▸ Directions
Below are some records. Pull every line that contains the word "星光计划".
==== Data lines ====
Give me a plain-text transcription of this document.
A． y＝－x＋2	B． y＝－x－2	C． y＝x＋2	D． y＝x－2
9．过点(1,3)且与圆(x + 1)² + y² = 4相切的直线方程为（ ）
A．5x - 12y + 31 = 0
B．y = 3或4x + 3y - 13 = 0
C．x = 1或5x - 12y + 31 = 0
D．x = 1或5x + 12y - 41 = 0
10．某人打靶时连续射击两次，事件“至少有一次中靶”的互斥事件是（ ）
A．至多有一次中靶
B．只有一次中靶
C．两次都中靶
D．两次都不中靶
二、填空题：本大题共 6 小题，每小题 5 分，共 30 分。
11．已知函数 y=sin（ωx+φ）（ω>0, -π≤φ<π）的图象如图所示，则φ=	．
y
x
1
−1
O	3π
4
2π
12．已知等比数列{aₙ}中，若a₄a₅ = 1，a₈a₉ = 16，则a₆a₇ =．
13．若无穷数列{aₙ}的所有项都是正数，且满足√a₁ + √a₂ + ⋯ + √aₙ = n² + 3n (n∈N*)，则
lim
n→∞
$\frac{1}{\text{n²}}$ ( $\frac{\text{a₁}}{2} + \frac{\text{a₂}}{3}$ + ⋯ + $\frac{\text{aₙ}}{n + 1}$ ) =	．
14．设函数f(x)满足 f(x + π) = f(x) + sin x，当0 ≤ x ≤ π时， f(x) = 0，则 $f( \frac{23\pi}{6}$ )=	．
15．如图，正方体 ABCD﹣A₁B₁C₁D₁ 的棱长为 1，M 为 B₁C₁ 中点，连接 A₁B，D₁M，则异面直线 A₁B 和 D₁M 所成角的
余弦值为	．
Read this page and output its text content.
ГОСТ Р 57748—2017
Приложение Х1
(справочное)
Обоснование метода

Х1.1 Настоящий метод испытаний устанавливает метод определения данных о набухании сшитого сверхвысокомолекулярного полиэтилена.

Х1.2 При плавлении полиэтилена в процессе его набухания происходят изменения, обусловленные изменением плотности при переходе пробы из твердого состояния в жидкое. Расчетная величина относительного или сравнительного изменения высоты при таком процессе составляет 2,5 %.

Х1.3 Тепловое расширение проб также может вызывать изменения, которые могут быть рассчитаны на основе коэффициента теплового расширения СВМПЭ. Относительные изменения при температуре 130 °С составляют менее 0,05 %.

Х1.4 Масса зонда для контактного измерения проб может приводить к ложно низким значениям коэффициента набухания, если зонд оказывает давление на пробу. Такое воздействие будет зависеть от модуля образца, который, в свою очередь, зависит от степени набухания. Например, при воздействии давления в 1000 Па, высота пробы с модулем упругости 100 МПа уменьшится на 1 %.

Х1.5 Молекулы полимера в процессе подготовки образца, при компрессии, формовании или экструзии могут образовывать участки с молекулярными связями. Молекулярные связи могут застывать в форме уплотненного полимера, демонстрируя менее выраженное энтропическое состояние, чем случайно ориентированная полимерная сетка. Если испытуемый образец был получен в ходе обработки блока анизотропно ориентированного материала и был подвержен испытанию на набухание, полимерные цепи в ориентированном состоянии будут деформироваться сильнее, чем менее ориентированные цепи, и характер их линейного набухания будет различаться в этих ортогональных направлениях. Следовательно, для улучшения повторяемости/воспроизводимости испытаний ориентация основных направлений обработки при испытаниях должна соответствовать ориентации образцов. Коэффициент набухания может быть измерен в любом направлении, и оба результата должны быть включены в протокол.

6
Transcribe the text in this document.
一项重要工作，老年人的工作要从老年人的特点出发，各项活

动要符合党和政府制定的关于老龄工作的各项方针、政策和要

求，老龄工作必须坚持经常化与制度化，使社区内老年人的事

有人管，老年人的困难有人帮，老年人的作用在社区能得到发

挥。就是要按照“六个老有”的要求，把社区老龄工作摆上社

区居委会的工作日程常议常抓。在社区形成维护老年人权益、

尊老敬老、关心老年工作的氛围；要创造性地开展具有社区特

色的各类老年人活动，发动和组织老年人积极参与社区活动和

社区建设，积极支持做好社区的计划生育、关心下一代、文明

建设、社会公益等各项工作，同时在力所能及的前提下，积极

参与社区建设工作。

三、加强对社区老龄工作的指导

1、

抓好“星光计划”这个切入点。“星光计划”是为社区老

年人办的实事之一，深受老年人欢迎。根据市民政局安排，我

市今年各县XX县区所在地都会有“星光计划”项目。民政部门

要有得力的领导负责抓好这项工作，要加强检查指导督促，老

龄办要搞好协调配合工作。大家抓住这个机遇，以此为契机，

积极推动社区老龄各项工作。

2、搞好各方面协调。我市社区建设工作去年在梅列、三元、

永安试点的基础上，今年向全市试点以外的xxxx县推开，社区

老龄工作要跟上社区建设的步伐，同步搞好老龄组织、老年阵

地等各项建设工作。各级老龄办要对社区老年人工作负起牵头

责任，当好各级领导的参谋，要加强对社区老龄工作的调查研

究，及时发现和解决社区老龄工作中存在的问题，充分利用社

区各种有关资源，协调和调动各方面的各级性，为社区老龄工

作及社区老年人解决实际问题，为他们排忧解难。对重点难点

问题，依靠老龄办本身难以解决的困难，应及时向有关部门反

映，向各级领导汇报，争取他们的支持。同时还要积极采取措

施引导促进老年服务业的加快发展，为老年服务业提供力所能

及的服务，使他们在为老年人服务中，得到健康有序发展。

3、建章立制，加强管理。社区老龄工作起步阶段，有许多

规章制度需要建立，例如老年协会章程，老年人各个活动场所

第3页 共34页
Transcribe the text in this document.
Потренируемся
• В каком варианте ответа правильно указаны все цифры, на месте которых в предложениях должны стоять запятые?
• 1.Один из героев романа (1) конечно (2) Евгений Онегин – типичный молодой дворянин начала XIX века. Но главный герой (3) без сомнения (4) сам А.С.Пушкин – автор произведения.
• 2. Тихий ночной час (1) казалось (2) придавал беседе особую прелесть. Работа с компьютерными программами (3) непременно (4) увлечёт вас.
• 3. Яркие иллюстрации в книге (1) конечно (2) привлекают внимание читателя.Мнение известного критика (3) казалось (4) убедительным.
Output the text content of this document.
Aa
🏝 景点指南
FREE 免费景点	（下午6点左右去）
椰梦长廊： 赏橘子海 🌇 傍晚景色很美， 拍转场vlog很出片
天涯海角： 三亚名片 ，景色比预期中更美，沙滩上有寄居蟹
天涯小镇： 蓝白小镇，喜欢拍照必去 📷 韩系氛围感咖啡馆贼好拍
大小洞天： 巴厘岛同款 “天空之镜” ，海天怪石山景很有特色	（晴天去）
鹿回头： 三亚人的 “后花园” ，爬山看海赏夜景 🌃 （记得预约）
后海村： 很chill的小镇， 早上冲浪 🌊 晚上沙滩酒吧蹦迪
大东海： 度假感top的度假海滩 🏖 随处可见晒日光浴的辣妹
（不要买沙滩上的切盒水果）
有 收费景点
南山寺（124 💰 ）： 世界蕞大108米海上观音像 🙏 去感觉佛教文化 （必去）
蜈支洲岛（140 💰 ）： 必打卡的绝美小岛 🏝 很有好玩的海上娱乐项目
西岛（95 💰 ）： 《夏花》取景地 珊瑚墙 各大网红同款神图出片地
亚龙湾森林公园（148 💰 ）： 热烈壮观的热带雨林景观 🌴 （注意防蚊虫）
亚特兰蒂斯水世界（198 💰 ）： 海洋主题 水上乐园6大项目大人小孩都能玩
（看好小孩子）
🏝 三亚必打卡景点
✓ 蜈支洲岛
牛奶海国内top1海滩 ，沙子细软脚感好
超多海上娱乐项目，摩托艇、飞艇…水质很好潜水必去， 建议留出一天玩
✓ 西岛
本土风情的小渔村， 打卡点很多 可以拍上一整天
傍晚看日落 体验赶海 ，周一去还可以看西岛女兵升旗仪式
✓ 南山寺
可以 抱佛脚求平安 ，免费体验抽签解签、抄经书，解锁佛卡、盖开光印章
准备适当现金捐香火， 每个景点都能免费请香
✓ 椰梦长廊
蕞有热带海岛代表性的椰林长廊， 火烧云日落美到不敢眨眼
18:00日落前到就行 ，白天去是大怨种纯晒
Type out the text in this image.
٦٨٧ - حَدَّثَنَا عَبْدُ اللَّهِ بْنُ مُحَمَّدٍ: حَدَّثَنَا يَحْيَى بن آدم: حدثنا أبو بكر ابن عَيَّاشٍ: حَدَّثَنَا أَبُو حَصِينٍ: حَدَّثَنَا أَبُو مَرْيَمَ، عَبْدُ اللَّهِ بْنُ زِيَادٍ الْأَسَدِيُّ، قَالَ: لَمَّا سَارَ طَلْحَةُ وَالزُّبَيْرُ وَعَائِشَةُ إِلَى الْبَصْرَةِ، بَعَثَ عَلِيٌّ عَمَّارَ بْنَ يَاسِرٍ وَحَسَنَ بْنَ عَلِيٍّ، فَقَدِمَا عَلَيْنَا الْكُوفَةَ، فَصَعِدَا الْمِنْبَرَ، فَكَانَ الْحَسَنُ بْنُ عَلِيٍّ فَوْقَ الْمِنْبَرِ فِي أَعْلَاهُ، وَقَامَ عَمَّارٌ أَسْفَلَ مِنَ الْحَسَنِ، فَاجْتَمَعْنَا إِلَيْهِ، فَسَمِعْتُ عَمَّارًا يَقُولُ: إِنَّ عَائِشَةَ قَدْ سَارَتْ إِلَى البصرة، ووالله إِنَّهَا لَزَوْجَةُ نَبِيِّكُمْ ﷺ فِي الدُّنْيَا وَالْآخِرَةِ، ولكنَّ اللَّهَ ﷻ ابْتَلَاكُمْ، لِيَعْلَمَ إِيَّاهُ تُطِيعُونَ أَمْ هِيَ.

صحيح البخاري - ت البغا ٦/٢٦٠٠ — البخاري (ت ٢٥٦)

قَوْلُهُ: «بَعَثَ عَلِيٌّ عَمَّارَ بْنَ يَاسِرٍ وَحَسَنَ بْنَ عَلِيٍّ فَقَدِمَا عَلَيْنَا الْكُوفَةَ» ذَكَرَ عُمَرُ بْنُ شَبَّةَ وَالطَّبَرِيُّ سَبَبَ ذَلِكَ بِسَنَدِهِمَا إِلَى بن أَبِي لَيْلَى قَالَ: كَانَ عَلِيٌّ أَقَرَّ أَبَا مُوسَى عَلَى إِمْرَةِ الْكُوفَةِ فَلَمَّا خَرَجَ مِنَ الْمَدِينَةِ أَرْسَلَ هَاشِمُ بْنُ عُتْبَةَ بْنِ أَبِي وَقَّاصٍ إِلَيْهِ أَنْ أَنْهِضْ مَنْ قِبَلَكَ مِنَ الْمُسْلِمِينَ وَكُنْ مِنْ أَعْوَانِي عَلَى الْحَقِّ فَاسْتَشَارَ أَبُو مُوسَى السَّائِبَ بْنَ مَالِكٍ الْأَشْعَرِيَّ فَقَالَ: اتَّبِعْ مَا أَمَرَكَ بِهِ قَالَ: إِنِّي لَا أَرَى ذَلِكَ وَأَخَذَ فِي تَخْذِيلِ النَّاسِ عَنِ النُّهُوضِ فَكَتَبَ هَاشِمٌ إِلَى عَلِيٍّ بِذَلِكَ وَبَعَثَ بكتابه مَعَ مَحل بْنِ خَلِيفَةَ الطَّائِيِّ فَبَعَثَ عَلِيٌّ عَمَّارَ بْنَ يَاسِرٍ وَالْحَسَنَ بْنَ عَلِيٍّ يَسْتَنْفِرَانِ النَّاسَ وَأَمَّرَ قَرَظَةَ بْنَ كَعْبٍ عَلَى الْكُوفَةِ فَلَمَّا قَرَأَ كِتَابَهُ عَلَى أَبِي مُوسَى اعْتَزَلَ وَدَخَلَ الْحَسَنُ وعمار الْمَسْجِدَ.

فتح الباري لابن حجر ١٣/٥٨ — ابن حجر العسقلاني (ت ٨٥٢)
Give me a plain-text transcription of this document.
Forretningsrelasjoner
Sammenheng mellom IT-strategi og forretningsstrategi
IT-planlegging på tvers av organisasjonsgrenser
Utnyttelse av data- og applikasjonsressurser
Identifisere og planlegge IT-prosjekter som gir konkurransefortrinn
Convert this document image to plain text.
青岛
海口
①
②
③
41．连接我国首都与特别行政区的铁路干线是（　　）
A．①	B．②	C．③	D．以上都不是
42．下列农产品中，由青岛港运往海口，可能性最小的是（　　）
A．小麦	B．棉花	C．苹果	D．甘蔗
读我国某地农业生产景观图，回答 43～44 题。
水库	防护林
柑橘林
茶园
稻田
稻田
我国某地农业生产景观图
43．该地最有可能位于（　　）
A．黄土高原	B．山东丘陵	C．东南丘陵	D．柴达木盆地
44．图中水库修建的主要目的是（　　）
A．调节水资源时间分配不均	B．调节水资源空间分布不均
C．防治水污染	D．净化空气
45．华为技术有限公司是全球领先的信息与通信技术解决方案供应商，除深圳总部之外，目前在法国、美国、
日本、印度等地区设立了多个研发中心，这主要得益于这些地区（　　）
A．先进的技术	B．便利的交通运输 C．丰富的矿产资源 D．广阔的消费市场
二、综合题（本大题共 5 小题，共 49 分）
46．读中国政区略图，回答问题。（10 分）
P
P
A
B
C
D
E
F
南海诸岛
====
▸ Written answer
抓好“星光计划”这个切入点。“星光计划”是为社区老
市今年各县XX县区所在地都会有“星光计划”项目。民政部门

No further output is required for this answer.